┌─ EXTRAIT SOURCE
Ici et là, on découvre,
généralement sous la pression de la rue, les vertus de la démocratisation du
système politique et l'urgence d'une telle option.
Quelle démocratie ? Et
quelles sont les conditions pour y parvenir… ?
Il est établi que la
démocratie, telle qu’elle est vécue et pratiquée en Occident semble constituer
une référence incontournable. Est-t-elle transposable et dans quelles
conditions ?
L'état d'avancement que
connait l'art de gouvernement en Europe occidentale est le fruit d'une longue
sédimentation... Un faisceau de facteurs religieux (Réforme), culturels
(Renaissance) politiques (Révolutions anglaise, américaine, française) avec son
corolaire quant à la promotion du statut de l'homme, techniques (révolution
agricole, industrielle...) a fait que le système de gouvernement est ce qu'il
est aujourd'hui dans la partie occidentale au vieux continent.
└─
┌─ ENTRÉES EXTRAITES
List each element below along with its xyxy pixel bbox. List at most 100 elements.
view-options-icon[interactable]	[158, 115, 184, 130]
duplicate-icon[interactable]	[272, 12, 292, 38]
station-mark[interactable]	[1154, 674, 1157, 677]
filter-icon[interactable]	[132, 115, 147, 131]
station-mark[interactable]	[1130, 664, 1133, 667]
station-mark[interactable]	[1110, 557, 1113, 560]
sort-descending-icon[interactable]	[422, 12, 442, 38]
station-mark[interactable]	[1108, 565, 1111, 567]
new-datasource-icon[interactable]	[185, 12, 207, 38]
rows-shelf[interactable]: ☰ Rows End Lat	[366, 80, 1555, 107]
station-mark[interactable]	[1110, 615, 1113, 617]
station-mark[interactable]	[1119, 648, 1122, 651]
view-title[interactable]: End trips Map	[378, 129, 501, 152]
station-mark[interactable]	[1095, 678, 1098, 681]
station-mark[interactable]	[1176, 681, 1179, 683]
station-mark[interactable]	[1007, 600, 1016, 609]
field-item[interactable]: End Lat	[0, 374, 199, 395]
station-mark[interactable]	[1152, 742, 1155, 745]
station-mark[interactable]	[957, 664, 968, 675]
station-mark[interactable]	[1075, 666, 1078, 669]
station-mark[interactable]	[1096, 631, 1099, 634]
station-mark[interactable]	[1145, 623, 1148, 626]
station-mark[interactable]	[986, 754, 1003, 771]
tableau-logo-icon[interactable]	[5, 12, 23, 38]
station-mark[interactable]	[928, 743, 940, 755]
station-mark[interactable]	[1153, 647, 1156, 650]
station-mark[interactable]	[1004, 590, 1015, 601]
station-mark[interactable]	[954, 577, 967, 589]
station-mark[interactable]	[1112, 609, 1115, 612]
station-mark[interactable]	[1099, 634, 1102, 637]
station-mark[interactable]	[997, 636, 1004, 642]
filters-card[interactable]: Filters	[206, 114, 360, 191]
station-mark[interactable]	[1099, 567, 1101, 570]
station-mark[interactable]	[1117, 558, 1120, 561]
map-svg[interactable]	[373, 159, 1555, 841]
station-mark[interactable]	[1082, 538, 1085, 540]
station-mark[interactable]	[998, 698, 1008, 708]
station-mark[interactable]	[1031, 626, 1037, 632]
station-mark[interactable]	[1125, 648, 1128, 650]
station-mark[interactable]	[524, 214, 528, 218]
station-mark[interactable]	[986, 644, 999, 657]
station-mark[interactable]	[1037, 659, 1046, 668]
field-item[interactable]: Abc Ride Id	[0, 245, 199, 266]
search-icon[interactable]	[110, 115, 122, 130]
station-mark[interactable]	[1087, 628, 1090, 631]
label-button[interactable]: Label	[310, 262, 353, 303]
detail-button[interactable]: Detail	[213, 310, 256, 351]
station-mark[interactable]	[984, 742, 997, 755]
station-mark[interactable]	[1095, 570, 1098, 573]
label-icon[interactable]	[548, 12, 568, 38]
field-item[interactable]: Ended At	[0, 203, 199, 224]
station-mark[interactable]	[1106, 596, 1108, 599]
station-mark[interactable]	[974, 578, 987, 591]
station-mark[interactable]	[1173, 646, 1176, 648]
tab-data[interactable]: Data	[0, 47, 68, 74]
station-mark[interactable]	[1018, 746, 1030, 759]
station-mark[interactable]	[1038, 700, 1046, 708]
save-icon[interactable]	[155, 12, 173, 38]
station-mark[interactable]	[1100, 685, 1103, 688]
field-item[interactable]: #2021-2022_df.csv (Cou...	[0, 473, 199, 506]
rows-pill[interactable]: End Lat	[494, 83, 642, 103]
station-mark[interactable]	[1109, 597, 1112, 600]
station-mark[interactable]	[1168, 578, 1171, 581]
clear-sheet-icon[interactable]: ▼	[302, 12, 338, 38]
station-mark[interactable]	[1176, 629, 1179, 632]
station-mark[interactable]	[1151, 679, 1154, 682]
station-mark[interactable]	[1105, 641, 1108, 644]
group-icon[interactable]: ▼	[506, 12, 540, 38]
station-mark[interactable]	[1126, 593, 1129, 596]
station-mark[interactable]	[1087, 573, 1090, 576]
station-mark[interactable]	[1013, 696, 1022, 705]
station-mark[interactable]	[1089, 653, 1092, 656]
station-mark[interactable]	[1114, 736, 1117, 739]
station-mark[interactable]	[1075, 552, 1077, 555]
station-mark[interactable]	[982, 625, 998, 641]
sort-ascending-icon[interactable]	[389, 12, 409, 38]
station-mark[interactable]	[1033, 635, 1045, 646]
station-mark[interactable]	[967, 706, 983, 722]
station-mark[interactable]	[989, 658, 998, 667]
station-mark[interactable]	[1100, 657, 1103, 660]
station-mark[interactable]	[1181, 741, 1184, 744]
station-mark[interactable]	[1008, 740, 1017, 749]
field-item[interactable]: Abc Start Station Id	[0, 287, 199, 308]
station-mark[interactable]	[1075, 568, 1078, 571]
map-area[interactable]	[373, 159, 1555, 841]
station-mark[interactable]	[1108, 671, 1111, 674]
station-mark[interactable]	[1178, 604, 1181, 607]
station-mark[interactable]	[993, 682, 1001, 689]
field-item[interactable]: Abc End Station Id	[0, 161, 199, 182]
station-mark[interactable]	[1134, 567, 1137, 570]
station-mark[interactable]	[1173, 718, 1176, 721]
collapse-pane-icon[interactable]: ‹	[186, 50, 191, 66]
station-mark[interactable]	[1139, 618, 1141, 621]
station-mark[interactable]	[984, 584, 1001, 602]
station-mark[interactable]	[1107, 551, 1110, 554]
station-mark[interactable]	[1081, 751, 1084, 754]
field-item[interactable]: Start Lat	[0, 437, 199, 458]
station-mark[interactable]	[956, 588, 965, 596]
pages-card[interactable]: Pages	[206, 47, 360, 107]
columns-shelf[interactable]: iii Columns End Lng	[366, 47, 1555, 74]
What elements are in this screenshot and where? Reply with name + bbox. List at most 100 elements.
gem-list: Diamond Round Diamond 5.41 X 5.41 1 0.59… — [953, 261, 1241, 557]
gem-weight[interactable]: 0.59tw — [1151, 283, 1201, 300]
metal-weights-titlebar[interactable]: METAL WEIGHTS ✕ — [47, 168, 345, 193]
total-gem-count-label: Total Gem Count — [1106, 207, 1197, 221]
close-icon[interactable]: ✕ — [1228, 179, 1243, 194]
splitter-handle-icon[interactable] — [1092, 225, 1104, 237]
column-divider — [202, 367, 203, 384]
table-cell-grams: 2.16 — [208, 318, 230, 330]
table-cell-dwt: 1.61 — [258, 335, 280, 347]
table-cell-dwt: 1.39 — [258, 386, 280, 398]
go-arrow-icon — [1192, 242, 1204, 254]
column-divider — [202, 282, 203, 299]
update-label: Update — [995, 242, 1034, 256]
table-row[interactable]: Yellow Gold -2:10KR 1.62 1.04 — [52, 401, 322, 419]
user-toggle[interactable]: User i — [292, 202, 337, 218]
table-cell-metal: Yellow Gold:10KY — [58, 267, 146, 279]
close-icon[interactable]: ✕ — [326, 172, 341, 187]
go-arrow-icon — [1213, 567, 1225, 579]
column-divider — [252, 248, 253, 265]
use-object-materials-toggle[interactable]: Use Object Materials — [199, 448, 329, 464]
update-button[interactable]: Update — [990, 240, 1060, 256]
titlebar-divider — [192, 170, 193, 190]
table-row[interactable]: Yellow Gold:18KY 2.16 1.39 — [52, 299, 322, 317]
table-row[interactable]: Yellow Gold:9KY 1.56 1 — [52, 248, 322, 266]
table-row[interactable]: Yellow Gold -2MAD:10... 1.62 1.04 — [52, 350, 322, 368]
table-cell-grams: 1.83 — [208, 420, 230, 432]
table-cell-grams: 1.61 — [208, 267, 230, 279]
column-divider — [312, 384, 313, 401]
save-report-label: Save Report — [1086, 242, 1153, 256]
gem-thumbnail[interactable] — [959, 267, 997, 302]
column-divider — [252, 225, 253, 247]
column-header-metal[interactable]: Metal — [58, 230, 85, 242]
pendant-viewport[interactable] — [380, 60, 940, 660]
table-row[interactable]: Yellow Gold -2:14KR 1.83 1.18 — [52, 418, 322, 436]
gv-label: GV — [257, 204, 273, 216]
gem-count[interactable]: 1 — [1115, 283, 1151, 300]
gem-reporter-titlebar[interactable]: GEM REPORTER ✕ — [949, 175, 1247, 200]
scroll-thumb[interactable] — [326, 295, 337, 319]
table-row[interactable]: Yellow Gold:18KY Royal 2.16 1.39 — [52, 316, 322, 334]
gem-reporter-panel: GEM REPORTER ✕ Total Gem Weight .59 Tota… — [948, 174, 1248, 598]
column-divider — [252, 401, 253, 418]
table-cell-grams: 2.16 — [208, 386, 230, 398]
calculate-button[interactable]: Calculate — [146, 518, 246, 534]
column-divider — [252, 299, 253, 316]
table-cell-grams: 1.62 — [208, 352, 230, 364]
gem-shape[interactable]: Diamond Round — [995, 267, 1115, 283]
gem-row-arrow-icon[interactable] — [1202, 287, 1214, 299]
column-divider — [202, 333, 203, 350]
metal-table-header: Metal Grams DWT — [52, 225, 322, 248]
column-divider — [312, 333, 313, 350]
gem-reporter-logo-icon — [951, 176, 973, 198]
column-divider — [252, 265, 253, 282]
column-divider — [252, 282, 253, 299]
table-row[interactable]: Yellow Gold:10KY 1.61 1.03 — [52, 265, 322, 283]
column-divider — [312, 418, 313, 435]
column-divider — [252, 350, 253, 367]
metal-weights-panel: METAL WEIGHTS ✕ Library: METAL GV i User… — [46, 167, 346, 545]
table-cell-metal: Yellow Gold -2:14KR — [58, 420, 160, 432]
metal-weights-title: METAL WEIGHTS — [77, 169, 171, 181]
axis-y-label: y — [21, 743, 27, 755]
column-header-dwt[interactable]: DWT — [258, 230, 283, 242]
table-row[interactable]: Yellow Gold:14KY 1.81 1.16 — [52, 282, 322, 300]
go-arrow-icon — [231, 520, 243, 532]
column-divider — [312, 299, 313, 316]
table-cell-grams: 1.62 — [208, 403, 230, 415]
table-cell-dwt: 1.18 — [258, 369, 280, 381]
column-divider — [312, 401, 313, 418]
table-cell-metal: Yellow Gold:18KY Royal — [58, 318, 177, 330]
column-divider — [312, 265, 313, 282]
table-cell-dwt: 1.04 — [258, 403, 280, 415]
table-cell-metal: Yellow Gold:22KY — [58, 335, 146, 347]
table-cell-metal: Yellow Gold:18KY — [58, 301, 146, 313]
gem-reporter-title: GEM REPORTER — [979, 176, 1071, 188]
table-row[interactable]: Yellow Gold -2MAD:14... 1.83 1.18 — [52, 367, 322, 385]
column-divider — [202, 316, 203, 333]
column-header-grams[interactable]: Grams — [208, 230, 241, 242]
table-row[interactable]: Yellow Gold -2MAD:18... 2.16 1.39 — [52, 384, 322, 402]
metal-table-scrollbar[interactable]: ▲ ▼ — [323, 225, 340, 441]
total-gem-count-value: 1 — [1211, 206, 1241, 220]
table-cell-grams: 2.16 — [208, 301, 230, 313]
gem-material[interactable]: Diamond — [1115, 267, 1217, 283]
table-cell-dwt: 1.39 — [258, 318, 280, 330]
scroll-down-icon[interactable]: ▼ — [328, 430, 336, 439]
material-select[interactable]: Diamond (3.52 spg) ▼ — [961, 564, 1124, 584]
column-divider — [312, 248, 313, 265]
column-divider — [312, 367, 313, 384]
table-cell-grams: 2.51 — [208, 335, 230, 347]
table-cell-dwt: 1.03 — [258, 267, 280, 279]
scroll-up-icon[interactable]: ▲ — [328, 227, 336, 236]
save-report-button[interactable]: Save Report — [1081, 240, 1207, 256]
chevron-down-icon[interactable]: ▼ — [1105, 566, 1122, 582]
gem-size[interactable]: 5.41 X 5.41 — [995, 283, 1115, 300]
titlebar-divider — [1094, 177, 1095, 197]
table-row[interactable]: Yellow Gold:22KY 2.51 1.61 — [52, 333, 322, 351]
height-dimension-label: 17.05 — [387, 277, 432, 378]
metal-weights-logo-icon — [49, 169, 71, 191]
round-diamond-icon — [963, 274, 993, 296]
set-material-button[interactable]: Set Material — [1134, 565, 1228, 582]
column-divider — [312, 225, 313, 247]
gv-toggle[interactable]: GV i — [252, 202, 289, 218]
└─
## CONSIGNE DÉTAILLÉE
Résumez en deux phrases l'extrait sur la démocratie.

## CORRIGÉ PROPOSÉ
Ici et là, généralement sous la pression de la rue, on découvre les vertus et l'urgence de démocratiser le système politique, la démocratie occidentale semblant une référence incontournable dont on se demande si elle est transposable et dans quelles conditions. En Europe occidentale, l'art de gouverner est le fruit d'une longue sédimentation due à des facteurs religieux (la Réforme), culturels (la Renaissance), politiques (les révolutions anglaise, américaine et française) et techniques (les révolutions agricole et industrielle).